Consigne | Dans l'extrait ci-dessous sur les limites imposées aux cours de sport, recopiez à l'identique tout ce qui va de « Depuis le 2 » jusqu'à « dit le texte. ».

Extrait fourni |
++++++++++++++++++++
Depuis le 2 décembre, ces derniers sont à nouveau autorisés, avec toutefois des limitations drastiques: «La pratique du sport sans contact en groupe (entraînements et cours collectifs) est autorisée jusqu'à maximum cinq personnes à l'intérieur, coach compris», dit le texte.
«On nous autorise à travailler, histoire de ne pas avoir à nous indemniser, mais pas suffisamment pour être rentables»
Pour les profs de yoga, Pilates, pole-dance ou autre CrossFit, c’est à ne rien y comprendre. «Quelque soit la surface de notre salle, cinq personnes sont tolérées au maximum, lance Viviane Huber, qui dirige des cours de yoga et de Pilates à Vevey. On nous autorise à travailler, histoire de ne pas avoir à nous indemniser, mais pas suffisamment pour être rentables.»
Au contraire des commerces, où on calcule un nombre de mètres carrés par client, pour le sport, c'est le chiffre maximal de quatre élèves qui a été arrêté par le Conseil d'Etat vaudois, peu importe la taille des infrastructures.
«Ils ont pris des mesures à la hache, s’insurge José Lara, patron du CrossFit Lausanne. J’ai une salle de 650 mètres carrés, avec six mètres de hauteur de plafond. Et là, je ne peux mettre que quatre élèves et un coach. Comment voulez-vous qu’on s’en sorte? A ce rythme, on va bientôt tous mettre la clé sous la porte.»
++++++++++++++++++++
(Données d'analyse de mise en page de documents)
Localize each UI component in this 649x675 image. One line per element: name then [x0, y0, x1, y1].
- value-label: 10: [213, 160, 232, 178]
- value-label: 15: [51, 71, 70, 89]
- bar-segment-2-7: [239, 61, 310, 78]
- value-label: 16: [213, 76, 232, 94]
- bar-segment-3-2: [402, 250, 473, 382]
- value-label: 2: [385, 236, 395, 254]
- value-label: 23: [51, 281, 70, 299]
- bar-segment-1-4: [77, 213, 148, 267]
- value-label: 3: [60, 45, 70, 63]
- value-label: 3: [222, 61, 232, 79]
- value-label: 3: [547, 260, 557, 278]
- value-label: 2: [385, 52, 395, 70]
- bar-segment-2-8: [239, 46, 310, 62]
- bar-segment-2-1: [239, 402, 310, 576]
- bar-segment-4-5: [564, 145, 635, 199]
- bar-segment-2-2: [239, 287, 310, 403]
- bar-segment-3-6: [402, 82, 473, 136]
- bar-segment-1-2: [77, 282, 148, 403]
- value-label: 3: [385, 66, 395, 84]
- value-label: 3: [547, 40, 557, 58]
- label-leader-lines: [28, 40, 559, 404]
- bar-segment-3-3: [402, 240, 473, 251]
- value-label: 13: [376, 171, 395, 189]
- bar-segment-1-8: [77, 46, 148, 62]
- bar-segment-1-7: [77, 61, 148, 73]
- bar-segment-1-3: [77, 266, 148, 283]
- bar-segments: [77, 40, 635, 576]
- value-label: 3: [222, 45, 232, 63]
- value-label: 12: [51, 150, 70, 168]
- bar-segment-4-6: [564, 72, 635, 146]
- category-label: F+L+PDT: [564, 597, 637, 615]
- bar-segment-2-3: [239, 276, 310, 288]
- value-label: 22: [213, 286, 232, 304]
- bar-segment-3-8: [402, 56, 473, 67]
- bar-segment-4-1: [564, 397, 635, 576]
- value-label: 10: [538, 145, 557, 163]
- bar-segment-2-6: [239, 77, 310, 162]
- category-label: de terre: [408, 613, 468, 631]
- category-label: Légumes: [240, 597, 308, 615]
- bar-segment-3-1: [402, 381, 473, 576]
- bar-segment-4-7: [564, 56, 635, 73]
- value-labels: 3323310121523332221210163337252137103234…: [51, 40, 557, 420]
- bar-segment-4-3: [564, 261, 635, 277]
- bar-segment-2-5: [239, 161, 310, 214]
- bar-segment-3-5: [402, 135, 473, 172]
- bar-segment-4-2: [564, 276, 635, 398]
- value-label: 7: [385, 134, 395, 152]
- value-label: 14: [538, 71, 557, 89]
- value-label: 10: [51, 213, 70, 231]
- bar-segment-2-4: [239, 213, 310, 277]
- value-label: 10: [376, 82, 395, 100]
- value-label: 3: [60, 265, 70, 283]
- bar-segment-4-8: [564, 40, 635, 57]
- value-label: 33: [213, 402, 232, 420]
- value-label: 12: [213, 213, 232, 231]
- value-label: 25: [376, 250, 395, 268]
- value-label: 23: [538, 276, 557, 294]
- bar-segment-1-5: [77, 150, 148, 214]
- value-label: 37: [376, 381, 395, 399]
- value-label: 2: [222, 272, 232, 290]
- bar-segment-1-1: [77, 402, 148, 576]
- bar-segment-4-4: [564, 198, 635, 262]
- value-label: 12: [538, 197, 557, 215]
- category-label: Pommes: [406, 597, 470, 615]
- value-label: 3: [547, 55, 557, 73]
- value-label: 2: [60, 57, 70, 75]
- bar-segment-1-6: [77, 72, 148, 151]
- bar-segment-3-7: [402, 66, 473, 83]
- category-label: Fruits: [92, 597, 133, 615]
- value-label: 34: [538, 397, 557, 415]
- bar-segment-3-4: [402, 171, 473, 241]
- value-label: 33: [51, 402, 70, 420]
++++++++++++++++++++
Corrigé |
Depuis le 2 décembre, ces derniers sont à nouveau autorisés, avec toutefois des limitations drastiques: «La pratique du sport sans contact en groupe (entraînements et cours collectifs) est autorisée jusqu'à maximum cinq personnes à l'intérieur, coach compris», dit le texte.